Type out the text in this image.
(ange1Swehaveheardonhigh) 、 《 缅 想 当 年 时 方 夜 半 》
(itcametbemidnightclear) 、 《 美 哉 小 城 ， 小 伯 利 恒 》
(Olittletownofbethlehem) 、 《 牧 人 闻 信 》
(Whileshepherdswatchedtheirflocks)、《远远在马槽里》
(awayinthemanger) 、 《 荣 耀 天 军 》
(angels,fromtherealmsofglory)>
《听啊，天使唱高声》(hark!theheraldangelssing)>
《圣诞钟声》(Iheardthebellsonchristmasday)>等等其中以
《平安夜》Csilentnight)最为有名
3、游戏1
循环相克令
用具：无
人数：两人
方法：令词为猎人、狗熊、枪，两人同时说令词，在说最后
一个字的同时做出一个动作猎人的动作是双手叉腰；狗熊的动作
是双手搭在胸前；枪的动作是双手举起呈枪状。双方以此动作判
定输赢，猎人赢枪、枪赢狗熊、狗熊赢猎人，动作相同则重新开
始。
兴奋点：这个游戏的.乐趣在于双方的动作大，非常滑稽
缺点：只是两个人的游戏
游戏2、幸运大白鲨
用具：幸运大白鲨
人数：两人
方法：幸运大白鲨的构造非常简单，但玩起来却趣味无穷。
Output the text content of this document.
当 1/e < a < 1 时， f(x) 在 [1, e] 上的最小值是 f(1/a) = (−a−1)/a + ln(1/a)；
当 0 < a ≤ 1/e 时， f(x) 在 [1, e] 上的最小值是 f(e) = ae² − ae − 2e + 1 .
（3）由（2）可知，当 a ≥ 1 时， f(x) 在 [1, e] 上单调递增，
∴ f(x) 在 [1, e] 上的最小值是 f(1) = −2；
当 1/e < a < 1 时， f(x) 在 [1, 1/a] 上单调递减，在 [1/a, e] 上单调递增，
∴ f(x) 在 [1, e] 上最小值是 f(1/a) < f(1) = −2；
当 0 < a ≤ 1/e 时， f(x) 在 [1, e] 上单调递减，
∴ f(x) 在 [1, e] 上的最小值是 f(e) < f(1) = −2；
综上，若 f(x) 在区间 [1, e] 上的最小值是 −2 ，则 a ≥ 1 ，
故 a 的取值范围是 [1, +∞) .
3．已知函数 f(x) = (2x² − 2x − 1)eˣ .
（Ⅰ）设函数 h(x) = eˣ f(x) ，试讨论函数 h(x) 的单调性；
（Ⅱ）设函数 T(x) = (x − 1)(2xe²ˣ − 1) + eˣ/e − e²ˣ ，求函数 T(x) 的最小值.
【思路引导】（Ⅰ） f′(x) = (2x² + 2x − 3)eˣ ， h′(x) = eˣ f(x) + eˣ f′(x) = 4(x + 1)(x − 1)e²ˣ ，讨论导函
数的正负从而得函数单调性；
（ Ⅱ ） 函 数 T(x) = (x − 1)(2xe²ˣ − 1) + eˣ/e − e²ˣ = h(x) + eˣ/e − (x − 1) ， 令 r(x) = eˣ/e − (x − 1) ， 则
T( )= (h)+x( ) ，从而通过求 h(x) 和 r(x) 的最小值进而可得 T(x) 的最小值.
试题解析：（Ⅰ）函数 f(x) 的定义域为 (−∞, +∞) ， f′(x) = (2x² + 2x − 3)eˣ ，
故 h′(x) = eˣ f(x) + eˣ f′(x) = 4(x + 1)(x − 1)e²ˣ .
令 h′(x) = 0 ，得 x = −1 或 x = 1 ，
|---|
= TO BE DONE =
Return every line of the material exactly.

= SOLUTION TO THE PROBLEM =
Type out the text in this image.
(ange1Swehaveheardonhigh) 、 《 缅 想 当 年 时 方 夜 半 》
(itcametbemidnightclear) 、 《 美 哉 小 城 ， 小 伯 利 恒 》
(Olittletownofbethlehem) 、 《 牧 人 闻 信 》
(Whileshepherdswatchedtheirflocks)、《远远在马槽里》
(awayinthemanger) 、 《 荣 耀 天 军 》
(angels,fromtherealmsofglory)>
《听啊，天使唱高声》(hark!theheraldangelssing)>
《圣诞钟声》(Iheardthebellsonchristmasday)>等等其中以
《平安夜》Csilentnight)最为有名
3、游戏1
循环相克令
用具：无
人数：两人
方法：令词为猎人、狗熊、枪，两人同时说令词，在说最后
一个字的同时做出一个动作猎人的动作是双手叉腰；狗熊的动作
是双手搭在胸前；枪的动作是双手举起呈枪状。双方以此动作判
定输赢，猎人赢枪、枪赢狗熊、狗熊赢猎人，动作相同则重新开
始。
兴奋点：这个游戏的.乐趣在于双方的动作大，非常滑稽
缺点：只是两个人的游戏
游戏2、幸运大白鲨
用具：幸运大白鲨
人数：两人
方法：幸运大白鲨的构造非常简单，但玩起来却趣味无穷。
Output the text content of this document.
当 1/e < a < 1 时， f(x) 在 [1, e] 上的最小值是 f(1/a) = (−a−1)/a + ln(1/a)；
当 0 < a ≤ 1/e 时， f(x) 在 [1, e] 上的最小值是 f(e) = ae² − ae − 2e + 1 .
（3）由（2）可知，当 a ≥ 1 时， f(x) 在 [1, e] 上单调递增，
∴ f(x) 在 [1, e] 上的最小值是 f(1) = −2；
当 1/e < a < 1 时， f(x) 在 [1, 1/a] 上单调递减，在 [1/a, e] 上单调递增，
∴ f(x) 在 [1, e] 上最小值是 f(1/a) < f(1) = −2；
当 0 < a ≤ 1/e 时， f(x) 在 [1, e] 上单调递减，
∴ f(x) 在 [1, e] 上的最小值是 f(e) < f(1) = −2；
综上，若 f(x) 在区间 [1, e] 上的最小值是 −2 ，则 a ≥ 1 ，
故 a 的取值范围是 [1, +∞) .
3．已知函数 f(x) = (2x² − 2x − 1)eˣ .
（Ⅰ）设函数 h(x) = eˣ f(x) ，试讨论函数 h(x) 的单调性；
（Ⅱ）设函数 T(x) = (x − 1)(2xe²ˣ − 1) + eˣ/e − e²ˣ ，求函数 T(x) 的最小值.
【思路引导】（Ⅰ） f′(x) = (2x² + 2x − 3)eˣ ， h′(x) = eˣ f(x) + eˣ f′(x) = 4(x + 1)(x − 1)e²ˣ ，讨论导函
数的正负从而得函数单调性；
（ Ⅱ ） 函 数 T(x) = (x − 1)(2xe²ˣ − 1) + eˣ/e − e²ˣ = h(x) + eˣ/e − (x − 1) ， 令 r(x) = eˣ/e − (x − 1) ， 则
T( )= (h)+x( ) ，从而通过求 h(x) 和 r(x) 的最小值进而可得 T(x) 的最小值.
试题解析：（Ⅰ）函数 f(x) 的定义域为 (−∞, +∞) ， f′(x) = (2x² + 2x − 3)eˣ ，
故 h′(x) = eˣ f(x) + eˣ f′(x) = 4(x + 1)(x − 1)e²ˣ .
令 h′(x) = 0 ，得 x = −1 或 x = 1 ，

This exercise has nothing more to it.